-- start --

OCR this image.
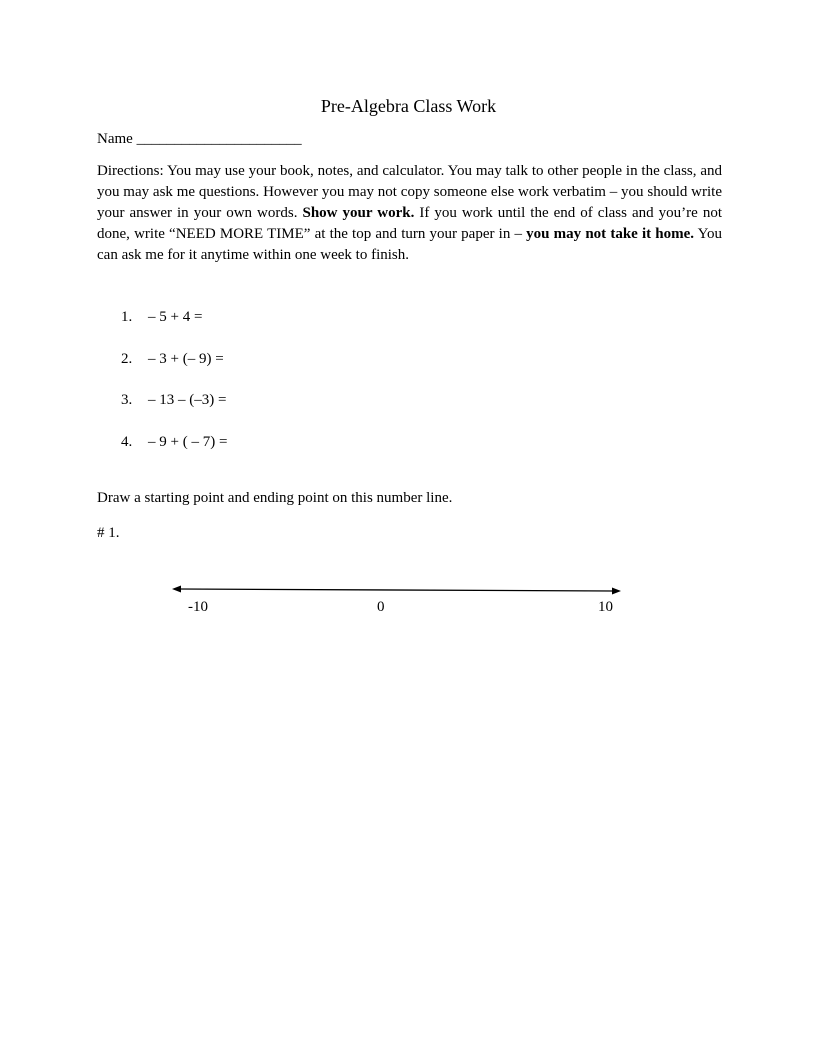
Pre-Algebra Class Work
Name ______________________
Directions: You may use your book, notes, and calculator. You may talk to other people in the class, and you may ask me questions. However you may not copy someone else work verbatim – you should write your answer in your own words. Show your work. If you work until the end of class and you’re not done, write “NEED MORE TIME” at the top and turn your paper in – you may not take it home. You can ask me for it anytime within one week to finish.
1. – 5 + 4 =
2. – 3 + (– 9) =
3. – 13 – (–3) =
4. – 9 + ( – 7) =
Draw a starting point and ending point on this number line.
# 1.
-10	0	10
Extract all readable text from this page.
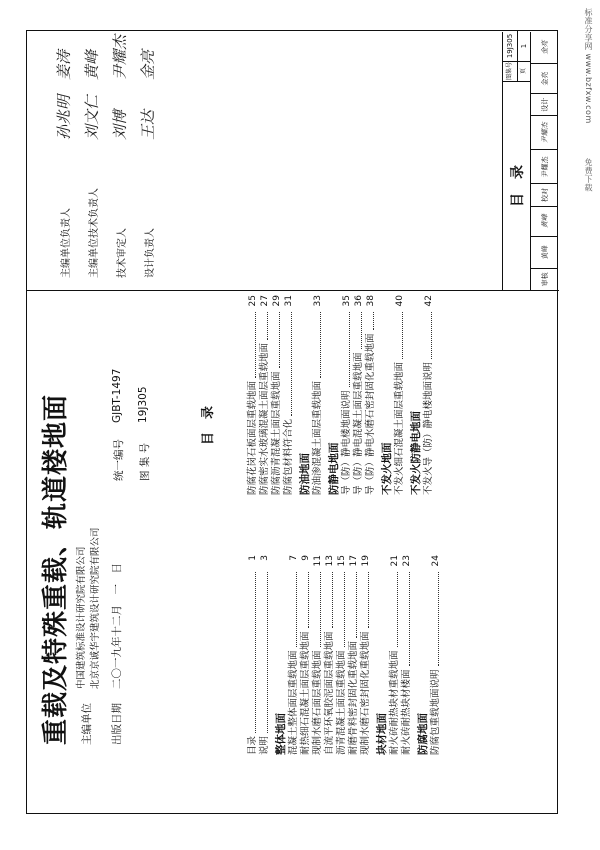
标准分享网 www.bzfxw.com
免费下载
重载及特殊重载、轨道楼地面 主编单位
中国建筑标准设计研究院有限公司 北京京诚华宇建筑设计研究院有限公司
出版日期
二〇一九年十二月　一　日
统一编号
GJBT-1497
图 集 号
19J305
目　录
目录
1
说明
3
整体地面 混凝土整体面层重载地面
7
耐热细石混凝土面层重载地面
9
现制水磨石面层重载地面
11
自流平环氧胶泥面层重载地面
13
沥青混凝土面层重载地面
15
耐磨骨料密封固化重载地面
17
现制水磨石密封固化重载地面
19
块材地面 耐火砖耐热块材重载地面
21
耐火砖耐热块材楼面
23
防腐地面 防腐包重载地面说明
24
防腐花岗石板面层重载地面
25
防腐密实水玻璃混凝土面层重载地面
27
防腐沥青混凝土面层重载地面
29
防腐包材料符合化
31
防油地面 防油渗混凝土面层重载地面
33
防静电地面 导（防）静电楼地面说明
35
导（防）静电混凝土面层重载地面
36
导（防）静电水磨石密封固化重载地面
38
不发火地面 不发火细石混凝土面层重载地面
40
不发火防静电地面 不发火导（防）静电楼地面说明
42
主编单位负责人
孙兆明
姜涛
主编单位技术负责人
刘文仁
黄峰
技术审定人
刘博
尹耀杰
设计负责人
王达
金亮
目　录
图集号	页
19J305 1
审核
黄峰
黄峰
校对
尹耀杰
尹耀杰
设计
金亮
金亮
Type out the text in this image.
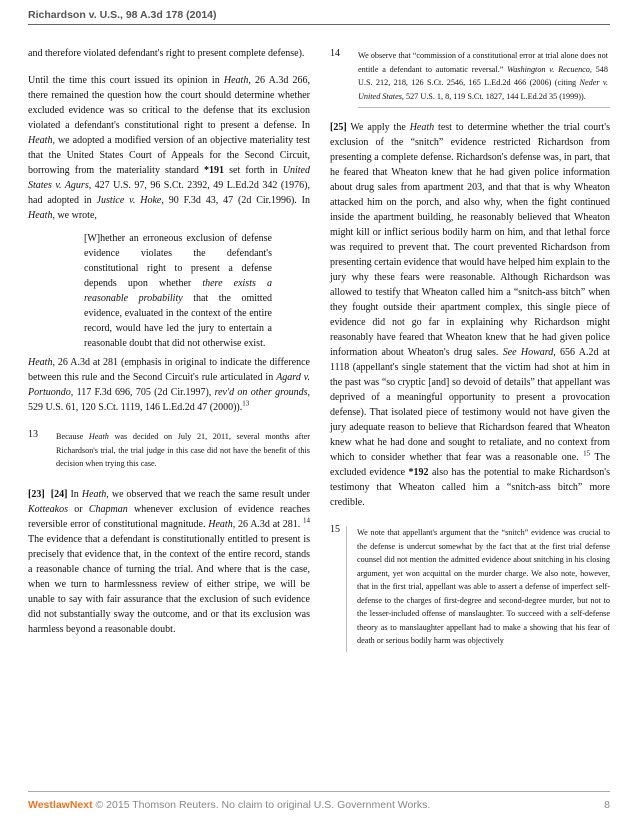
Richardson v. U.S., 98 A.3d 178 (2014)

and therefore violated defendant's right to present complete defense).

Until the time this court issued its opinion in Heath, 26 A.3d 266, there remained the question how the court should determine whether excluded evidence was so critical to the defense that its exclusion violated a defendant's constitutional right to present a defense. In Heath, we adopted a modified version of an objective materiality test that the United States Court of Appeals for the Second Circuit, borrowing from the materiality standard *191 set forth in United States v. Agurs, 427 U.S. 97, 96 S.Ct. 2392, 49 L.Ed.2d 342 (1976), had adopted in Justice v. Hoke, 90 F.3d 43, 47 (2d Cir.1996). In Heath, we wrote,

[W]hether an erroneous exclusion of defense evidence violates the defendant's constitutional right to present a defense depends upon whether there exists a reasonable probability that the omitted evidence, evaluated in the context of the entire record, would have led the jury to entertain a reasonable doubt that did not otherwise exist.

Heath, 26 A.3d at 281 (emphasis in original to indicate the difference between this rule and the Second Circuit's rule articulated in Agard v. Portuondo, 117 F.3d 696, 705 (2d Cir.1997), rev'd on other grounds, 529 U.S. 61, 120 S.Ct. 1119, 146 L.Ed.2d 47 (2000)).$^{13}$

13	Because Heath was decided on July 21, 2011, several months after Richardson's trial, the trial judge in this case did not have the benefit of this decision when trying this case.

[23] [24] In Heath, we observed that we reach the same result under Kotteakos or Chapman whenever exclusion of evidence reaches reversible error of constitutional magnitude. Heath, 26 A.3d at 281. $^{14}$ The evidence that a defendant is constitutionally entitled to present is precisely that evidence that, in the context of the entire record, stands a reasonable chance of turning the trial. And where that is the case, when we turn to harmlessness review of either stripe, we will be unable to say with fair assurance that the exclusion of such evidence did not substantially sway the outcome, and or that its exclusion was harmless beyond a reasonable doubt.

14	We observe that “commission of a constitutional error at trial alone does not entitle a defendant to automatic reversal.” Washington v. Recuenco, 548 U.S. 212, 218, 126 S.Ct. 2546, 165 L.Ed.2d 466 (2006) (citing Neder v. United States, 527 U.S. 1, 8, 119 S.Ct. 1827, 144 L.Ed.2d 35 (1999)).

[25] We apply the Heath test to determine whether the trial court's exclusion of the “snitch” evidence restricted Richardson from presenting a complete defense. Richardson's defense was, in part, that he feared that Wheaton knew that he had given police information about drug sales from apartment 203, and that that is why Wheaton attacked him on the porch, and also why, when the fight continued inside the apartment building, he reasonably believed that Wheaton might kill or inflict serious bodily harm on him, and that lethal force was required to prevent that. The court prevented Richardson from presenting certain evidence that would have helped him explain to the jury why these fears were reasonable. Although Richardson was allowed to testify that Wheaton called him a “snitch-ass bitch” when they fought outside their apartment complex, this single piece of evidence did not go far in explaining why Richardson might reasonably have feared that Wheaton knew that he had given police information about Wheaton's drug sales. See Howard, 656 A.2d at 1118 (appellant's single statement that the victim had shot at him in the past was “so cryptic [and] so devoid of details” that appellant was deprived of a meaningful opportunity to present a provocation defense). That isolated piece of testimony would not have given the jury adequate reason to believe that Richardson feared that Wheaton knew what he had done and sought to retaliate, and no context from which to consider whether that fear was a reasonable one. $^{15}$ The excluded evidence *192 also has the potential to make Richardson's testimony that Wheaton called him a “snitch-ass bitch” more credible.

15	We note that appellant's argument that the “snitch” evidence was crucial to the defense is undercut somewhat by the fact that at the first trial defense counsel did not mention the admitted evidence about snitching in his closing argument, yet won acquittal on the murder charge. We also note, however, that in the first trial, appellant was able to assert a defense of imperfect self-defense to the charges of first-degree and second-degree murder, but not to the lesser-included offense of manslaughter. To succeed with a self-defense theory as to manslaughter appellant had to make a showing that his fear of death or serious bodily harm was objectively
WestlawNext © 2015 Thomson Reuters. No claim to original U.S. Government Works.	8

-- end --

◆ REQUIREMENT
Select every line in the material above where the string "right" occurs, and copy it.

◆ FINAL ANSWER
and therefore violated defendant's right to present complete defense).
Until the time this court issued its opinion in Heath, 26 A.3d 266, there remained the question how the court should determine whether excluded evidence was so critical to the defense that its exclusion violated a defendant's constitutional right to present a defense. In Heath, we adopted a modified version of an objective materiality test that the United States Court of Appeals for the Second Circuit, borrowing from the materiality standard *191 set forth in United States v. Agurs, 427 U.S. 97, 96 S.Ct. 2392, 49 L.Ed.2d 342 (1976), had adopted in Justice v. Hoke, 90 F.3d 43, 47 (2d Cir.1996). In Heath, we wrote,
[W]hether an erroneous exclusion of defense evidence violates the defendant's constitutional right to present a defense depends upon whether there exists a reasonable probability that the omitted evidence, evaluated in the context of the entire record, would have led the jury to entertain a reasonable doubt that did not otherwise exist.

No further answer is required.